Excerpts from a figure dataset:
****************************************

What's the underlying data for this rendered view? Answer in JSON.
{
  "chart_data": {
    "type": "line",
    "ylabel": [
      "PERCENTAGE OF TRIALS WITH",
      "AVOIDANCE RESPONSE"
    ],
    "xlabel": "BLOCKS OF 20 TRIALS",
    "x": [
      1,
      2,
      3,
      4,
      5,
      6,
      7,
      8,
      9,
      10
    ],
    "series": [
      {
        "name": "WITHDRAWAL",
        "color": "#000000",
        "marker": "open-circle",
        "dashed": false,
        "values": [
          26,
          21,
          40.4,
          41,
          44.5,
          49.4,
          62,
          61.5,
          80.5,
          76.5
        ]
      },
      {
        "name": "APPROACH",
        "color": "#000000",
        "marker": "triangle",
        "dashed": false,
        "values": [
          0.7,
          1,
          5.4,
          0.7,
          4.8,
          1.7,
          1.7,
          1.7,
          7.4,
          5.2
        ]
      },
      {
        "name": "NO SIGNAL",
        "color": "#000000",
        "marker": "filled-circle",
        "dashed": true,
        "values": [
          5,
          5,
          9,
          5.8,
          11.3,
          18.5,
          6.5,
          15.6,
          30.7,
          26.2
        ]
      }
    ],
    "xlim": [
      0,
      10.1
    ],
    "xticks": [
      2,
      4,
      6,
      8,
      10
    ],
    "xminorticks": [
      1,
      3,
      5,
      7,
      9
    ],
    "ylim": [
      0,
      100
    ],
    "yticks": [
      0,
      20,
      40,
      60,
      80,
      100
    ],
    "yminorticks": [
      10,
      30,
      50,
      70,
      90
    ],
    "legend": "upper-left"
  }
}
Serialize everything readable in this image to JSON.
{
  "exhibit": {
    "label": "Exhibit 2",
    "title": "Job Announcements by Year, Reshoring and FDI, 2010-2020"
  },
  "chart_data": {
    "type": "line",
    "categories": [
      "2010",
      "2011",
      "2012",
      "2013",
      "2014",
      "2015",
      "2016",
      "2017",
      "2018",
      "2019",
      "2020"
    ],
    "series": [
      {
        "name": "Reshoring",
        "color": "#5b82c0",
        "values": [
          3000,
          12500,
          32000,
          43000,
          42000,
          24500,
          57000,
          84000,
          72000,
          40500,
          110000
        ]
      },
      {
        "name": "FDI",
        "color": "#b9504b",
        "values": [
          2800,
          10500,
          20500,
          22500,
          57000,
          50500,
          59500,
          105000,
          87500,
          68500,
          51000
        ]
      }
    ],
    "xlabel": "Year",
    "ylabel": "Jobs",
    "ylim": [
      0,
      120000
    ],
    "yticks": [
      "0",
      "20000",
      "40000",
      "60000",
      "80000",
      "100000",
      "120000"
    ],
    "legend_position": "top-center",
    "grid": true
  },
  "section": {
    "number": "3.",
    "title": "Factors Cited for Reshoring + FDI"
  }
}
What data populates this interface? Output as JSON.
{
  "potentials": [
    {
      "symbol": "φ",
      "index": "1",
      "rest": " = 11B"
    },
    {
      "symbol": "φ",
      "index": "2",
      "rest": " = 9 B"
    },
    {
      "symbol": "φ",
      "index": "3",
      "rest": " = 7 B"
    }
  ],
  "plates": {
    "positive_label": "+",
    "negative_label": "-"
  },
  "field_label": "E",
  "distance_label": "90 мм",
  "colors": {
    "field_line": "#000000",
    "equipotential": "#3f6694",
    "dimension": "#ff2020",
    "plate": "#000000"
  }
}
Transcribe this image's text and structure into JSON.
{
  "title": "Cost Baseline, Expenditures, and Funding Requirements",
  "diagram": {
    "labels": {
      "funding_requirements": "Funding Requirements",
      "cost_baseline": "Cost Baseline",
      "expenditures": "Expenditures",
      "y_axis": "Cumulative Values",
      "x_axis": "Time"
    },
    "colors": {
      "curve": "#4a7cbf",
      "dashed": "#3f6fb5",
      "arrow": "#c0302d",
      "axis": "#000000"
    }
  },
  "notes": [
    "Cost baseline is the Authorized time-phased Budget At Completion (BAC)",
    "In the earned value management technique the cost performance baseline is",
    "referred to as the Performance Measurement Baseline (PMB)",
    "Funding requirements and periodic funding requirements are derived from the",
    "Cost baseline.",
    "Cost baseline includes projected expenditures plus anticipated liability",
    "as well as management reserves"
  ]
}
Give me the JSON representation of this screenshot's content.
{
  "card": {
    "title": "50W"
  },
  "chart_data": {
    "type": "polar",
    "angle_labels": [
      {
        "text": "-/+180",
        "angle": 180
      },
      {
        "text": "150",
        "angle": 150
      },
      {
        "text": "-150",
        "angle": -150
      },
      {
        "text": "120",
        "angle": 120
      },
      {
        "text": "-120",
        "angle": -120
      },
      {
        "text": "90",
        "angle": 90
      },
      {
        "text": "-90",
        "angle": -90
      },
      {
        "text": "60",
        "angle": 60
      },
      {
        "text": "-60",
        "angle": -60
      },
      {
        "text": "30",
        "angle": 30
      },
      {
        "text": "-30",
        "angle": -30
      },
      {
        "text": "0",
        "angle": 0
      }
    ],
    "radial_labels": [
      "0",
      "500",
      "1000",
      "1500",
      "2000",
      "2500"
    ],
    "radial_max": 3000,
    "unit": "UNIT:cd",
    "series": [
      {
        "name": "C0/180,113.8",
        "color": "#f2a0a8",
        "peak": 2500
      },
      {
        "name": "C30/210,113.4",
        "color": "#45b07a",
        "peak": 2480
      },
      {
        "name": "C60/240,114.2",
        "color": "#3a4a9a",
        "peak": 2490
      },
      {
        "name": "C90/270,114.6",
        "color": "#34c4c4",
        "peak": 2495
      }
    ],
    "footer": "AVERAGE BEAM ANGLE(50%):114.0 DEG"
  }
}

****************************************

Begin at the line containing "Give me the" and reproduce each line through the end of the records above.

PROBLEM SOLUTION:
Give me the JSON representation of this screenshot's content.
{
  "card": {
    "title": "50W"
  },
  "chart_data": {
    "type": "polar",
    "angle_labels": [
      {
        "text": "-/+180",
        "angle": 180
      },
      {
        "text": "150",
        "angle": 150
      },
      {
        "text": "-150",
        "angle": -150
      },
      {
        "text": "120",
        "angle": 120
      },
      {
        "text": "-120",
        "angle": -120
      },
      {
        "text": "90",
        "angle": 90
      },
      {
        "text": "-90",
        "angle": -90
      },
      {
        "text": "60",
        "angle": 60
      },
      {
        "text": "-60",
        "angle": -60
      },
      {
        "text": "30",
        "angle": 30
      },
      {
        "text": "-30",
        "angle": -30
      },
      {
        "text": "0",
        "angle": 0
      }
    ],
    "radial_labels": [
      "0",
      "500",
      "1000",
      "1500",
      "2000",
      "2500"
    ],
    "radial_max": 3000,
    "unit": "UNIT:cd",
    "series": [
      {
        "name": "C0/180,113.8",
        "color": "#f2a0a8",
        "peak": 2500
      },
      {
        "name": "C30/210,113.4",
        "color": "#45b07a",
        "peak": 2480
      },
      {
        "name": "C60/240,114.2",
        "color": "#3a4a9a",
        "peak": 2490
      },
      {
        "name": "C90/270,114.6",
        "color": "#34c4c4",
        "peak": 2495
      }
    ],
    "footer": "AVERAGE BEAM ANGLE(50%):114.0 DEG"
  }
}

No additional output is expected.